--- Begin GIVEN RECORDS ---

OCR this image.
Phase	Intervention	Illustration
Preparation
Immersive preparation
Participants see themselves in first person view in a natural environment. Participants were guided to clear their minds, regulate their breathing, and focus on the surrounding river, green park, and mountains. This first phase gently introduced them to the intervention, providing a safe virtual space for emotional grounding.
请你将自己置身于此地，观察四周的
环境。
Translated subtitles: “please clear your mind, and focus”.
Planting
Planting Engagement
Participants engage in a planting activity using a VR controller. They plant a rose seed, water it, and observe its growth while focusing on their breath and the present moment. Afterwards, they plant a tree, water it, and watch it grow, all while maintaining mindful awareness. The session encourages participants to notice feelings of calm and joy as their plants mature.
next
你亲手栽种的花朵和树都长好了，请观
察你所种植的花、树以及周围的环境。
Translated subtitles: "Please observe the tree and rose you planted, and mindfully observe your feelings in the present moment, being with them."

--- End GIVEN RECORDS ---
--- Begin GIVEN RECORDS ---

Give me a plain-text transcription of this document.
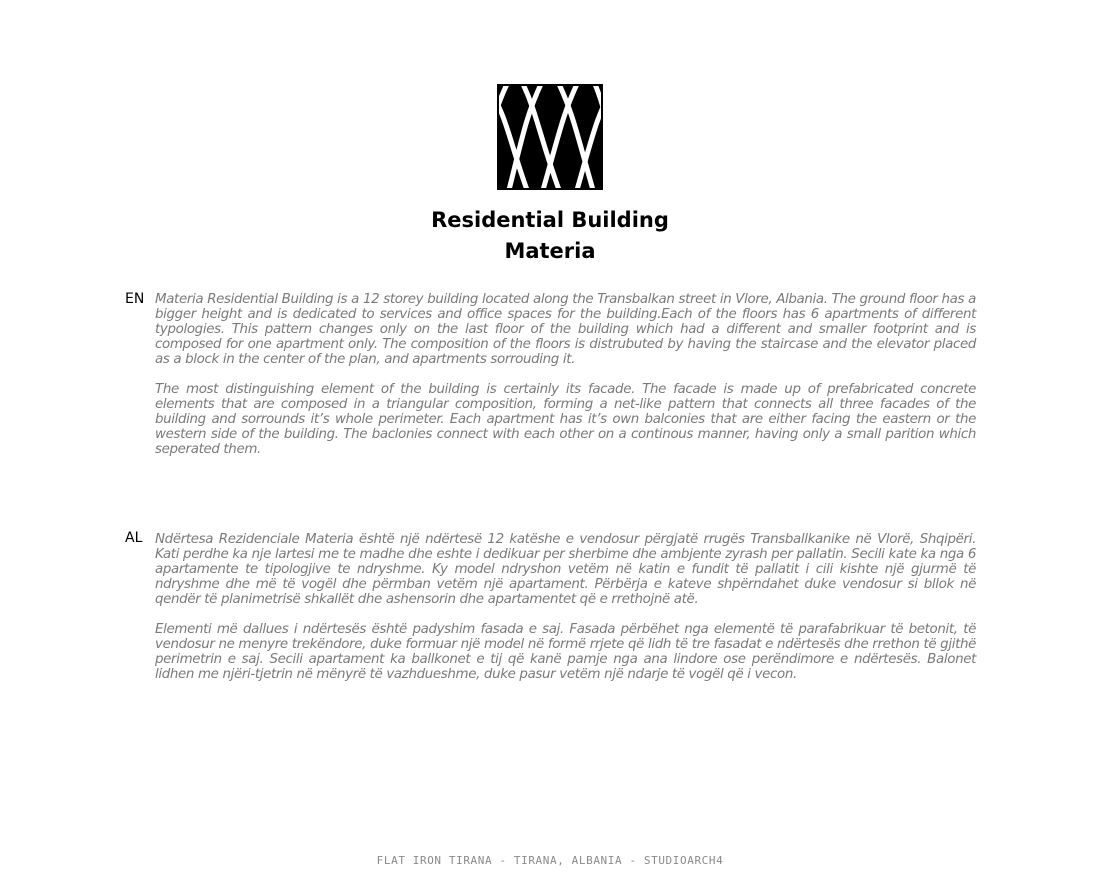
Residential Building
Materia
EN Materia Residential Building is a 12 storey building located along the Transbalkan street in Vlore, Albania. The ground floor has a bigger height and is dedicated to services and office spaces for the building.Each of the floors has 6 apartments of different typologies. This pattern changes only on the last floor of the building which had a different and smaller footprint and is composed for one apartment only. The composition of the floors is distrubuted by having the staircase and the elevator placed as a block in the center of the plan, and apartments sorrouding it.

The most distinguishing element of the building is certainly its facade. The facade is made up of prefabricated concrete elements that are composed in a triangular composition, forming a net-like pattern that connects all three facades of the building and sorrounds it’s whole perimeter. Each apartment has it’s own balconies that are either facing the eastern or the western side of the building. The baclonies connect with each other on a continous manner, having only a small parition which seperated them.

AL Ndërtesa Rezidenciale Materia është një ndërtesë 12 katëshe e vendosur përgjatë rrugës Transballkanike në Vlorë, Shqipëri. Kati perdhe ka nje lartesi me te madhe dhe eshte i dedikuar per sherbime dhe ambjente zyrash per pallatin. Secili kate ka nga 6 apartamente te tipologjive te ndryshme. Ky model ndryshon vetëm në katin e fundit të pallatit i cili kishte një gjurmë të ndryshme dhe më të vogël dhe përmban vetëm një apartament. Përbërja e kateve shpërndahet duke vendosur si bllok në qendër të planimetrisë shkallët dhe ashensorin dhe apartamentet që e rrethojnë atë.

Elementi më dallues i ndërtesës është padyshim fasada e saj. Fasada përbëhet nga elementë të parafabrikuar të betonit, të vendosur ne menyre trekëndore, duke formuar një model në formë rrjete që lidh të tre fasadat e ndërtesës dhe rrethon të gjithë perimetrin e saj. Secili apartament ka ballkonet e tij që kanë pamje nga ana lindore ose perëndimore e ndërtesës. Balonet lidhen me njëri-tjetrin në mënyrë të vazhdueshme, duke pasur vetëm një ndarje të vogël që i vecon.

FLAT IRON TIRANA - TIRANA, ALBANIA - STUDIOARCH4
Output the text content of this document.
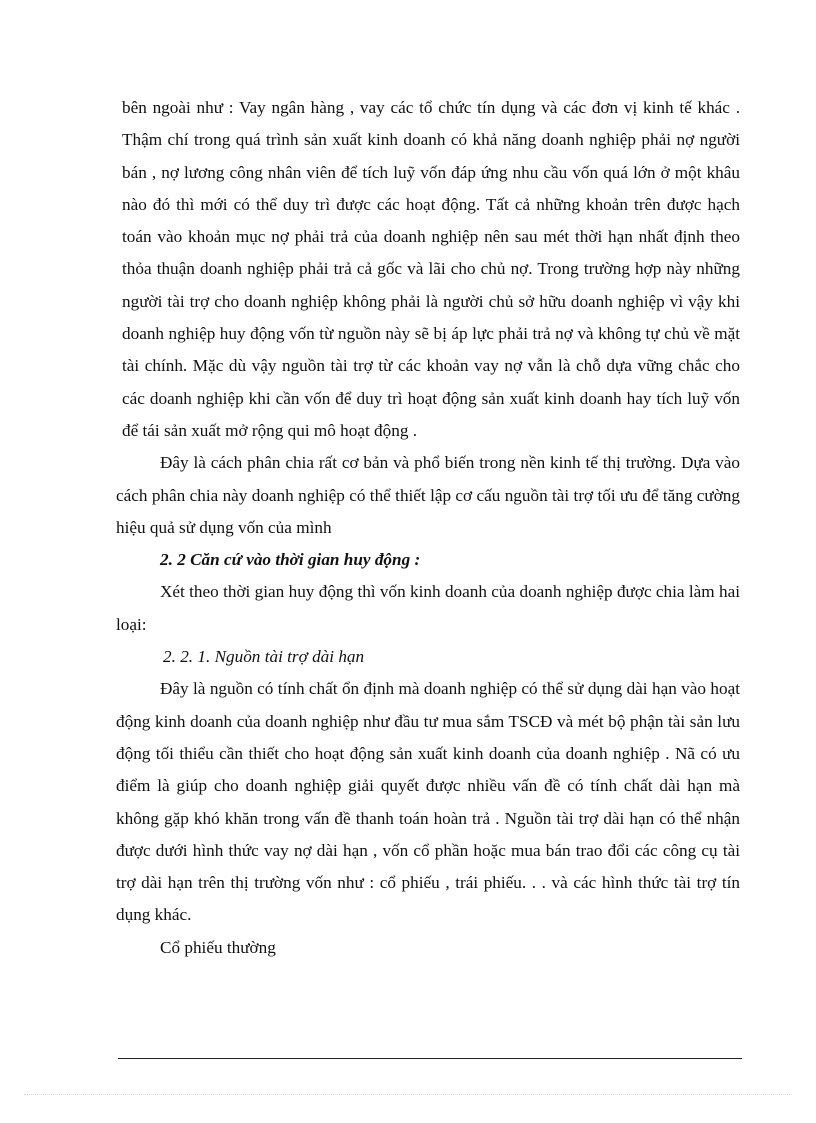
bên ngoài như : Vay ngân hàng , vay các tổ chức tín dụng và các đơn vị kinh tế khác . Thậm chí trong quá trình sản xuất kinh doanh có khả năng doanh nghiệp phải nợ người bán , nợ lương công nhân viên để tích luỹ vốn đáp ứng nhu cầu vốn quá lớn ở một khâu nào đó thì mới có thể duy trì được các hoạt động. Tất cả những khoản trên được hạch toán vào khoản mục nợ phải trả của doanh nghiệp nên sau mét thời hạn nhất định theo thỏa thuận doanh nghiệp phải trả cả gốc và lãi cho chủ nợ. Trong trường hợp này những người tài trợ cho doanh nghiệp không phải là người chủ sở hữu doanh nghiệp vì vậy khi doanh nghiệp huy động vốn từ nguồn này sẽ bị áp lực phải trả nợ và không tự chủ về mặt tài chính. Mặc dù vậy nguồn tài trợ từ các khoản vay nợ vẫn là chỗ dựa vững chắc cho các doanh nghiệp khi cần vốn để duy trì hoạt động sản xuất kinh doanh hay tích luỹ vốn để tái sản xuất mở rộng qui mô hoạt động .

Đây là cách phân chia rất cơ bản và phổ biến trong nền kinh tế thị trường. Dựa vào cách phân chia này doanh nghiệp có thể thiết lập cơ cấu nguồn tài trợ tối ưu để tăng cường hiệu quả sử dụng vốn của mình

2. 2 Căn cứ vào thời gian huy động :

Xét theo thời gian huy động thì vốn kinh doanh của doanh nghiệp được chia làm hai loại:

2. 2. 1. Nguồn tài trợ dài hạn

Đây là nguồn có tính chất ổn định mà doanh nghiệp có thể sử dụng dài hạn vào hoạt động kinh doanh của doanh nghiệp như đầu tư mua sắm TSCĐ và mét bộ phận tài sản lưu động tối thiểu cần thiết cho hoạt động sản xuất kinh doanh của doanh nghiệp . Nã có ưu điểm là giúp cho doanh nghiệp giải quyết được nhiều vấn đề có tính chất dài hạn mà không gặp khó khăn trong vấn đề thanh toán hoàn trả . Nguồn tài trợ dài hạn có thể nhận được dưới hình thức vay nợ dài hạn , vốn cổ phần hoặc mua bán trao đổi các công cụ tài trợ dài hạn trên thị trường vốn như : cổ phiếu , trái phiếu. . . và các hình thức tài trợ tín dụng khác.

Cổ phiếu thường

--- End GIVEN RECORDS ---
--- Begin GIVEN RECORDS ---

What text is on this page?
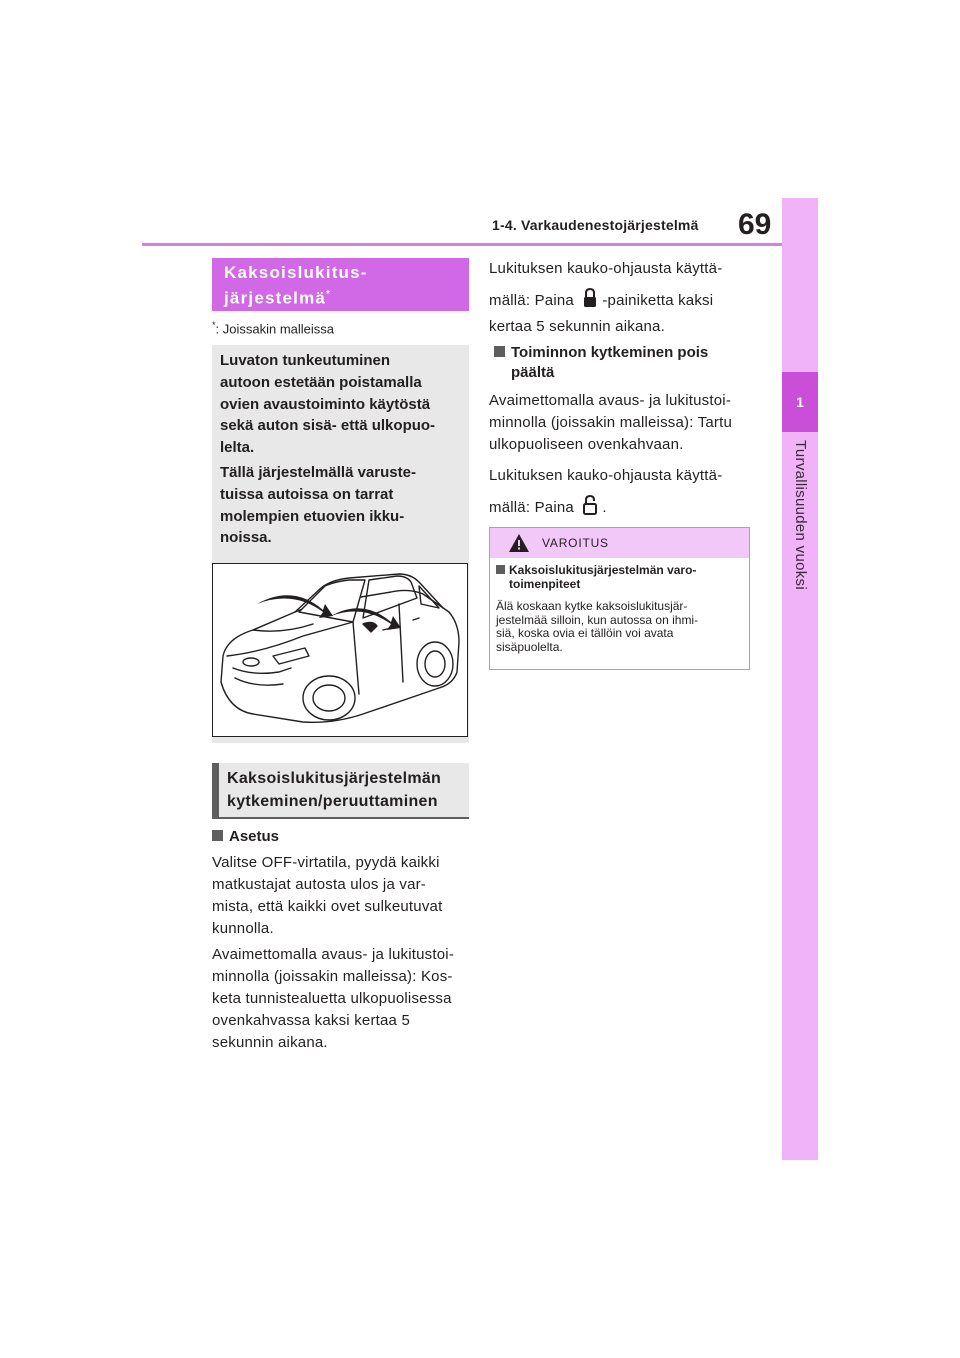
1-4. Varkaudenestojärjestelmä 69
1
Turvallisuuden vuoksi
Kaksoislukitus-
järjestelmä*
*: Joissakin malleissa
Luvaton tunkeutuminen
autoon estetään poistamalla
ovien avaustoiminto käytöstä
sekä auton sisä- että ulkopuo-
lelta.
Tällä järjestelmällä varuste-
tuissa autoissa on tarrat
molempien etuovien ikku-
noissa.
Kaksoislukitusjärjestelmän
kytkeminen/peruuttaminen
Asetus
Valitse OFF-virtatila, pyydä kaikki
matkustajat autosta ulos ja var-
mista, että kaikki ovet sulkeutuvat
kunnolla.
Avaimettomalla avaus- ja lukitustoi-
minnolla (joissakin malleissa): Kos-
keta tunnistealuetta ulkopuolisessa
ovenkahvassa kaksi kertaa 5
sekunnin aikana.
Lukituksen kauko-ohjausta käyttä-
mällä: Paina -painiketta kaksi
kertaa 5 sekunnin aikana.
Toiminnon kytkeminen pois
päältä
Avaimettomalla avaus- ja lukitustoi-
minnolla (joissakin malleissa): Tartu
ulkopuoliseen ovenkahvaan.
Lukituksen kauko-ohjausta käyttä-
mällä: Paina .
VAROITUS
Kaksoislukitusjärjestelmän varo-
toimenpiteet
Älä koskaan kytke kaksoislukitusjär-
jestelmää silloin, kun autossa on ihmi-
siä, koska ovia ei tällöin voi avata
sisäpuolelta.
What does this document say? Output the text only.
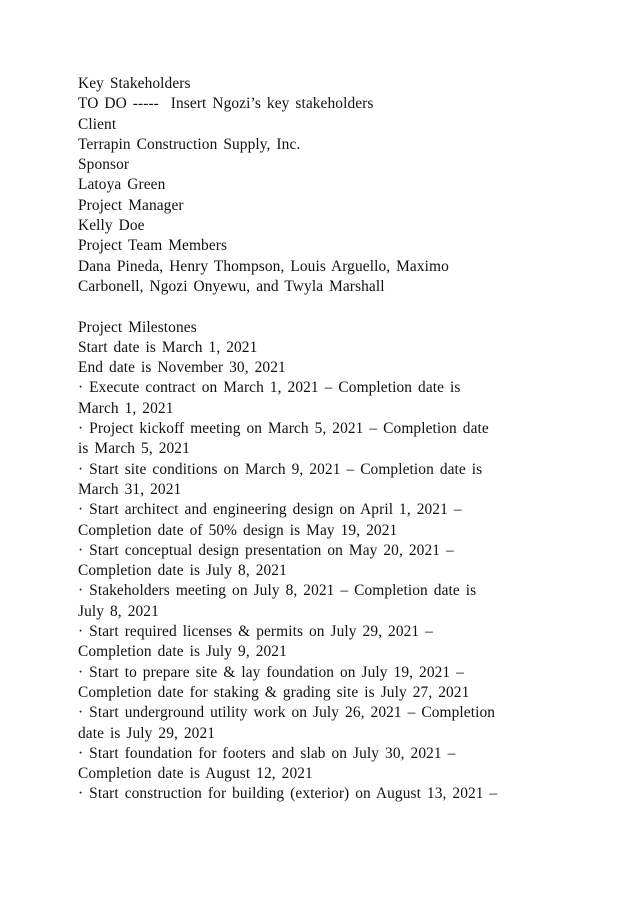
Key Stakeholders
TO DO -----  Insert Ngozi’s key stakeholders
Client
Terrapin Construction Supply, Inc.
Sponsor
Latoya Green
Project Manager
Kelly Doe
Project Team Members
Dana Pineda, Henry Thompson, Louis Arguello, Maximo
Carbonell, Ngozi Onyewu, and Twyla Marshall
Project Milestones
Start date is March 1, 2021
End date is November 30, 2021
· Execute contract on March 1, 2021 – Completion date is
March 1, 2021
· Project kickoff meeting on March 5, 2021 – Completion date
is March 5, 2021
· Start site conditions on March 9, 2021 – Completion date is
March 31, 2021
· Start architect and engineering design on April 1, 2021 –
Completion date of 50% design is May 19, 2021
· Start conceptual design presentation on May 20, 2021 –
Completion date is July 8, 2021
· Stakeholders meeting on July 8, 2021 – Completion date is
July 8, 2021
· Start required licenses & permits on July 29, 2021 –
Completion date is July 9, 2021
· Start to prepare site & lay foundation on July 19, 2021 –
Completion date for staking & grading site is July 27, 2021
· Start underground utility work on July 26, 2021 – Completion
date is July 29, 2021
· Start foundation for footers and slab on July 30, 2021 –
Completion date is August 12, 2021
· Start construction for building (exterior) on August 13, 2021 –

--- End GIVEN RECORDS ---

WHAT YOU SHOULD DO: Above are lines of data; state how many of them contain the word "document", with no other output.

FINISHED EXERCISE: 3